▶ _Task brief_
Work out how many lines of the data hold the string "NAME", and reply with that number alone.

▶ _Dataset entries_
========================================================================

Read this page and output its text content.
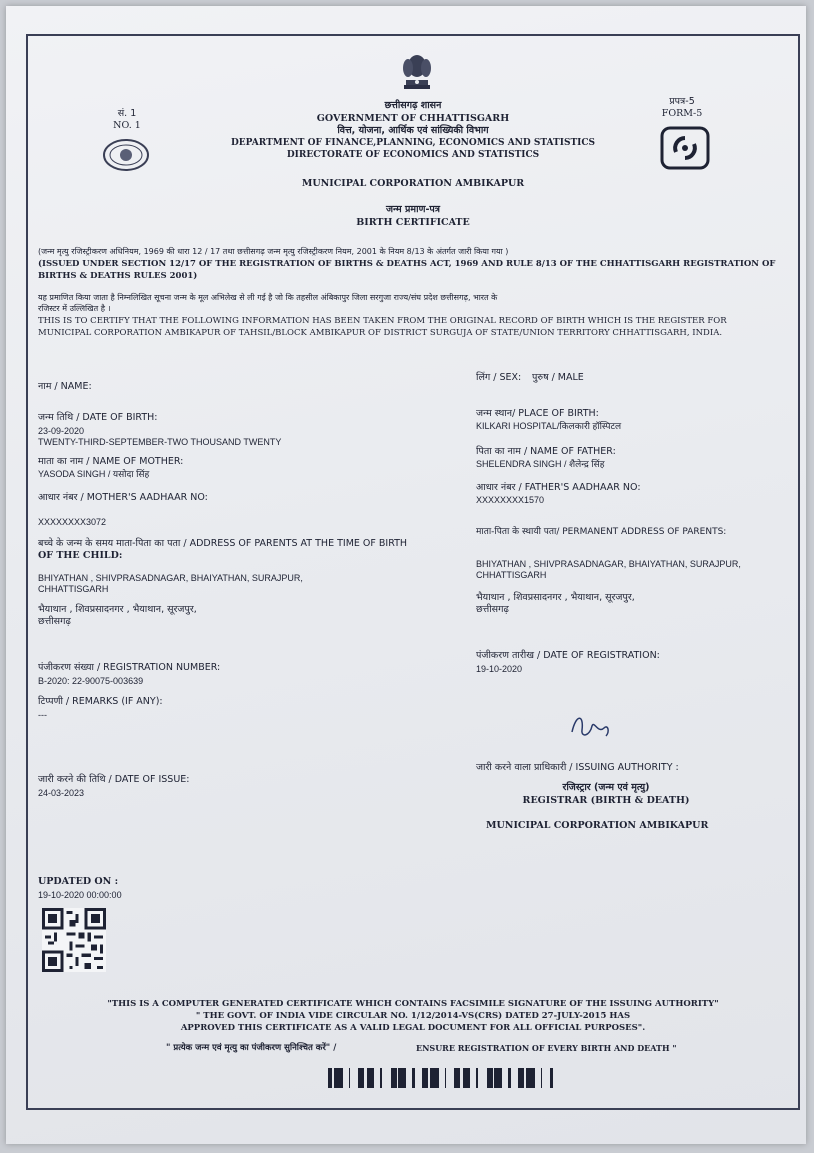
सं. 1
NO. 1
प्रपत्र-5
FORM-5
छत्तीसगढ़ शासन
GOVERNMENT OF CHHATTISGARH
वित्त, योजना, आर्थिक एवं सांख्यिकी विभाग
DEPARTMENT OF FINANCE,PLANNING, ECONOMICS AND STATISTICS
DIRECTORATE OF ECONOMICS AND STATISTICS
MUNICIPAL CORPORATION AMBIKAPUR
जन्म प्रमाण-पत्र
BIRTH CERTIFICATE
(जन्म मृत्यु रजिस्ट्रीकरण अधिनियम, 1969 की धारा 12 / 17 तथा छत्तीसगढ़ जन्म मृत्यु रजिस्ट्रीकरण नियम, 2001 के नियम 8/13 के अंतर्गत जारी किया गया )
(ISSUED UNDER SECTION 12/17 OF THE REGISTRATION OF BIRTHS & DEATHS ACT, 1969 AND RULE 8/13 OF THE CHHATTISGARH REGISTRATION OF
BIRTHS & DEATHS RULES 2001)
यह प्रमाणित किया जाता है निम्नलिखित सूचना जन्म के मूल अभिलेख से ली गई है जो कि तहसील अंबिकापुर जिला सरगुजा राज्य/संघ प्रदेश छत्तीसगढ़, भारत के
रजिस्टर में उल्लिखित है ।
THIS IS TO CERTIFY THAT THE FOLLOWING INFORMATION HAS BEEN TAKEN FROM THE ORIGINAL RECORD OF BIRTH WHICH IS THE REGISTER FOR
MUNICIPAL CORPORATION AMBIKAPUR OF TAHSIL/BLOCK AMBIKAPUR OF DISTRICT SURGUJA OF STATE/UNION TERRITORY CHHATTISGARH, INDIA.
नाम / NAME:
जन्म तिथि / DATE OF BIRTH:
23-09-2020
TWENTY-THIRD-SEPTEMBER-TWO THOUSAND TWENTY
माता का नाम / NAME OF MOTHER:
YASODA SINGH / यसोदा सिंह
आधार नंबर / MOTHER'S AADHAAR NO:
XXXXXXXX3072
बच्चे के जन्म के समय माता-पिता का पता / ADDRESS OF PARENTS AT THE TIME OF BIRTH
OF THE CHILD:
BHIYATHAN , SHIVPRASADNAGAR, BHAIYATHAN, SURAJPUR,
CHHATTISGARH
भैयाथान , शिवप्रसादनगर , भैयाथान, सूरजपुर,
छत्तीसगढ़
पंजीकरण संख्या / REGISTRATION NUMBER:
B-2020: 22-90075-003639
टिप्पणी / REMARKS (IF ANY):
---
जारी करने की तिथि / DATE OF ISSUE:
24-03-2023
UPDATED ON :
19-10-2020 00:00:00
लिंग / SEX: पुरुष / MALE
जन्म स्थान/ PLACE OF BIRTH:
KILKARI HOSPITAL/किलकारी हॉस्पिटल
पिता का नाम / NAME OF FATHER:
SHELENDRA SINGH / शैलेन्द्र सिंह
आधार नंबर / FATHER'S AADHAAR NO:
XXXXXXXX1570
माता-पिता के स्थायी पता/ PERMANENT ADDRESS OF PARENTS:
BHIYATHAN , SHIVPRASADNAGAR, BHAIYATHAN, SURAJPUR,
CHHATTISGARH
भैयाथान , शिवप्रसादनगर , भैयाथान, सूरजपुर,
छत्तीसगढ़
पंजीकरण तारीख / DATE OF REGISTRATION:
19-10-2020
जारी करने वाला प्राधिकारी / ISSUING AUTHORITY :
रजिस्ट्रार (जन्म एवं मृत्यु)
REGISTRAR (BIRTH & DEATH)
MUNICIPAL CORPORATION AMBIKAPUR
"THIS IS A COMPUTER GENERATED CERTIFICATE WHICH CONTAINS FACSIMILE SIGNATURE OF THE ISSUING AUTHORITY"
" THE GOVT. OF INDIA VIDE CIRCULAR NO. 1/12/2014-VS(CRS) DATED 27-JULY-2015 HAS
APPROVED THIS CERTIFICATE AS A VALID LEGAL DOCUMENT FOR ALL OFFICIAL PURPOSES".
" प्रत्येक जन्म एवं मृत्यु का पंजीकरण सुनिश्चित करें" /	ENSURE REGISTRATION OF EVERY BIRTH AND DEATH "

========================================================================

▶ _Result of the exercise_
3